● **EXERCISE OBJECTIVE**:
Quote all of the data below exactly, please.

Dataset records
>>>>>

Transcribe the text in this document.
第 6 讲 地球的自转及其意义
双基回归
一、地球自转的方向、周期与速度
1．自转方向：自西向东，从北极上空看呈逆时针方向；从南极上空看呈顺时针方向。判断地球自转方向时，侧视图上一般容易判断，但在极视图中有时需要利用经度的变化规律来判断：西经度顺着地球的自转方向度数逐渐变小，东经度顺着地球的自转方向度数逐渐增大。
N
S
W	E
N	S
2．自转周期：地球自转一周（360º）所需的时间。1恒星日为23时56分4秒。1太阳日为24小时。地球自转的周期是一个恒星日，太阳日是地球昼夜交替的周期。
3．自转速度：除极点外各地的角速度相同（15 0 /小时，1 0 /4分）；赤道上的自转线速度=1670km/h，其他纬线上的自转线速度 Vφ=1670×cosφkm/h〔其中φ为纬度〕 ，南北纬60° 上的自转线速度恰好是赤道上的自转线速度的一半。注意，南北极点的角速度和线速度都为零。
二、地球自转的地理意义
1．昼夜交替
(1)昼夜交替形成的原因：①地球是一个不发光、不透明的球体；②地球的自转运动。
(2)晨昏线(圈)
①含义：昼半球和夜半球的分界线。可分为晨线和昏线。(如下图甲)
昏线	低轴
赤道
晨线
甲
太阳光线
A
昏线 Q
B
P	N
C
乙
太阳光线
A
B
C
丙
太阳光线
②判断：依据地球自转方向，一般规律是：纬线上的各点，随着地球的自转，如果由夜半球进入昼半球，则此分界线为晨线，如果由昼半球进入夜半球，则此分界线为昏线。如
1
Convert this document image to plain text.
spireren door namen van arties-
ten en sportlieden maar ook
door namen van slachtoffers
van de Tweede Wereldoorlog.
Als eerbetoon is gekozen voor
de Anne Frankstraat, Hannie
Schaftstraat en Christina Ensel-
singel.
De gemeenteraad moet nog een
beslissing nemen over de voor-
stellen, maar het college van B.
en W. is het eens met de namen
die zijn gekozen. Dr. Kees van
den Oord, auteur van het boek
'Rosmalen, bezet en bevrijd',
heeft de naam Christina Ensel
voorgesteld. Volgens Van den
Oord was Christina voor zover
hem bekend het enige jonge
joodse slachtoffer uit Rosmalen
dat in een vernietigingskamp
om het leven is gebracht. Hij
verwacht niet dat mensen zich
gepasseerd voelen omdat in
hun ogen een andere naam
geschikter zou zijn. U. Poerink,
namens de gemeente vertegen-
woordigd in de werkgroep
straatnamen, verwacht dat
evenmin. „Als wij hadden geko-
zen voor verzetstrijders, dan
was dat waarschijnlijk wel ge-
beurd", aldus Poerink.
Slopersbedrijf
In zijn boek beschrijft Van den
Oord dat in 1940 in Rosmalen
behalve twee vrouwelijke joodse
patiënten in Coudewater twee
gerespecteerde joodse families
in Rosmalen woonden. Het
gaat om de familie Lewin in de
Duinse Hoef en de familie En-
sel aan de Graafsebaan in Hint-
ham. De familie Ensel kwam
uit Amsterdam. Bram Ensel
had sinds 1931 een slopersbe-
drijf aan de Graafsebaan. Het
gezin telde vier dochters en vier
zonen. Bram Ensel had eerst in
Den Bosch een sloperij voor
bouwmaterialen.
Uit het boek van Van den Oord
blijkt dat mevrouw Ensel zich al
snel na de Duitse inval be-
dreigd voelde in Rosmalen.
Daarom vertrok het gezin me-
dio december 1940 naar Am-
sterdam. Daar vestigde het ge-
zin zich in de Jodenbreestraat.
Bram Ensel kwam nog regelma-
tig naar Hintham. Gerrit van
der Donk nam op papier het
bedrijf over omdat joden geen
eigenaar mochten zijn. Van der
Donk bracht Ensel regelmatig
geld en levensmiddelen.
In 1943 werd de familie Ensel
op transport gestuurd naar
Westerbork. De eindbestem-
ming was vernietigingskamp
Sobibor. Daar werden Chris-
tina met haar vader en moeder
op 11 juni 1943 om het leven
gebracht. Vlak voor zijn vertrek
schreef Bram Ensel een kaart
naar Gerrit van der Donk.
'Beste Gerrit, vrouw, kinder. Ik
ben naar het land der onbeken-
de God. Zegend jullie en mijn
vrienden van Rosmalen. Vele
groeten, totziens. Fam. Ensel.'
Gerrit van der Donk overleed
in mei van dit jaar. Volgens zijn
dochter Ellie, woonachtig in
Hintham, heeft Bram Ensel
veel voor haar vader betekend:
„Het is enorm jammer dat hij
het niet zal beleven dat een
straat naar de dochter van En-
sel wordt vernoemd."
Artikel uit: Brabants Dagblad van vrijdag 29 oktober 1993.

<<<<<

● **WRITTEN ANSWER**:
Transcribe the text in this document.
第 6 讲 地球的自转及其意义
双基回归
一、地球自转的方向、周期与速度
1．自转方向：自西向东，从北极上空看呈逆时针方向；从南极上空看呈顺时针方向。判断地球自转方向时，侧视图上一般容易判断，但在极视图中有时需要利用经度的变化规律来判断：西经度顺着地球的自转方向度数逐渐变小，东经度顺着地球的自转方向度数逐渐增大。
N
S
W	E
N	S
2．自转周期：地球自转一周（360º）所需的时间。1恒星日为23时56分4秒。1太阳日为24小时。地球自转的周期是一个恒星日，太阳日是地球昼夜交替的周期。
3．自转速度：除极点外各地的角速度相同（15 0 /小时，1 0 /4分）；赤道上的自转线速度=1670km/h，其他纬线上的自转线速度 Vφ=1670×cosφkm/h〔其中φ为纬度〕 ，南北纬60° 上的自转线速度恰好是赤道上的自转线速度的一半。注意，南北极点的角速度和线速度都为零。
二、地球自转的地理意义
1．昼夜交替
(1)昼夜交替形成的原因：①地球是一个不发光、不透明的球体；②地球的自转运动。
(2)晨昏线(圈)
①含义：昼半球和夜半球的分界线。可分为晨线和昏线。(如下图甲)
昏线	低轴
赤道
晨线
甲
太阳光线
A
昏线 Q
B
P	N
C
乙
太阳光线
A
B
C
丙
太阳光线
②判断：依据地球自转方向，一般规律是：纬线上的各点，随着地球的自转，如果由夜半球进入昼半球，则此分界线为晨线，如果由昼半球进入夜半球，则此分界线为昏线。如
1
Convert this document image to plain text.
spireren door namen van arties-
ten en sportlieden maar ook
door namen van slachtoffers
van de Tweede Wereldoorlog.
Als eerbetoon is gekozen voor
de Anne Frankstraat, Hannie
Schaftstraat en Christina Ensel-
singel.
De gemeenteraad moet nog een
beslissing nemen over de voor-
stellen, maar het college van B.
en W. is het eens met de namen
die zijn gekozen. Dr. Kees van
den Oord, auteur van het boek
'Rosmalen, bezet en bevrijd',
heeft de naam Christina Ensel
voorgesteld. Volgens Van den
Oord was Christina voor zover
hem bekend het enige jonge
joodse slachtoffer uit Rosmalen
dat in een vernietigingskamp
om het leven is gebracht. Hij
verwacht niet dat mensen zich
gepasseerd voelen omdat in
hun ogen een andere naam
geschikter zou zijn. U. Poerink,
namens de gemeente vertegen-
woordigd in de werkgroep
straatnamen, verwacht dat
evenmin. „Als wij hadden geko-
zen voor verzetstrijders, dan
was dat waarschijnlijk wel ge-
beurd", aldus Poerink.
Slopersbedrijf
In zijn boek beschrijft Van den
Oord dat in 1940 in Rosmalen
behalve twee vrouwelijke joodse
patiënten in Coudewater twee
gerespecteerde joodse families
in Rosmalen woonden. Het
gaat om de familie Lewin in de
Duinse Hoef en de familie En-
sel aan de Graafsebaan in Hint-
ham. De familie Ensel kwam
uit Amsterdam. Bram Ensel
had sinds 1931 een slopersbe-
drijf aan de Graafsebaan. Het
gezin telde vier dochters en vier
zonen. Bram Ensel had eerst in
Den Bosch een sloperij voor
bouwmaterialen.
Uit het boek van Van den Oord
blijkt dat mevrouw Ensel zich al
snel na de Duitse inval be-
dreigd voelde in Rosmalen.
Daarom vertrok het gezin me-
dio december 1940 naar Am-
sterdam. Daar vestigde het ge-
zin zich in de Jodenbreestraat.
Bram Ensel kwam nog regelma-
tig naar Hintham. Gerrit van
der Donk nam op papier het
bedrijf over omdat joden geen
eigenaar mochten zijn. Van der
Donk bracht Ensel regelmatig
geld en levensmiddelen.
In 1943 werd de familie Ensel
op transport gestuurd naar
Westerbork. De eindbestem-
ming was vernietigingskamp
Sobibor. Daar werden Chris-
tina met haar vader en moeder
op 11 juni 1943 om het leven
gebracht. Vlak voor zijn vertrek
schreef Bram Ensel een kaart
naar Gerrit van der Donk.
'Beste Gerrit, vrouw, kinder. Ik
ben naar het land der onbeken-
de God. Zegend jullie en mijn
vrienden van Rosmalen. Vele
groeten, totziens. Fam. Ensel.'
Gerrit van der Donk overleed
in mei van dit jaar. Volgens zijn
dochter Ellie, woonachtig in
Hintham, heeft Bram Ensel
veel voor haar vader betekend:
„Het is enorm jammer dat hij
het niet zal beleven dat een
straat naar de dochter van En-
sel wordt vernoemd."
Artikel uit: Brabants Dagblad van vrijdag 29 oktober 1993.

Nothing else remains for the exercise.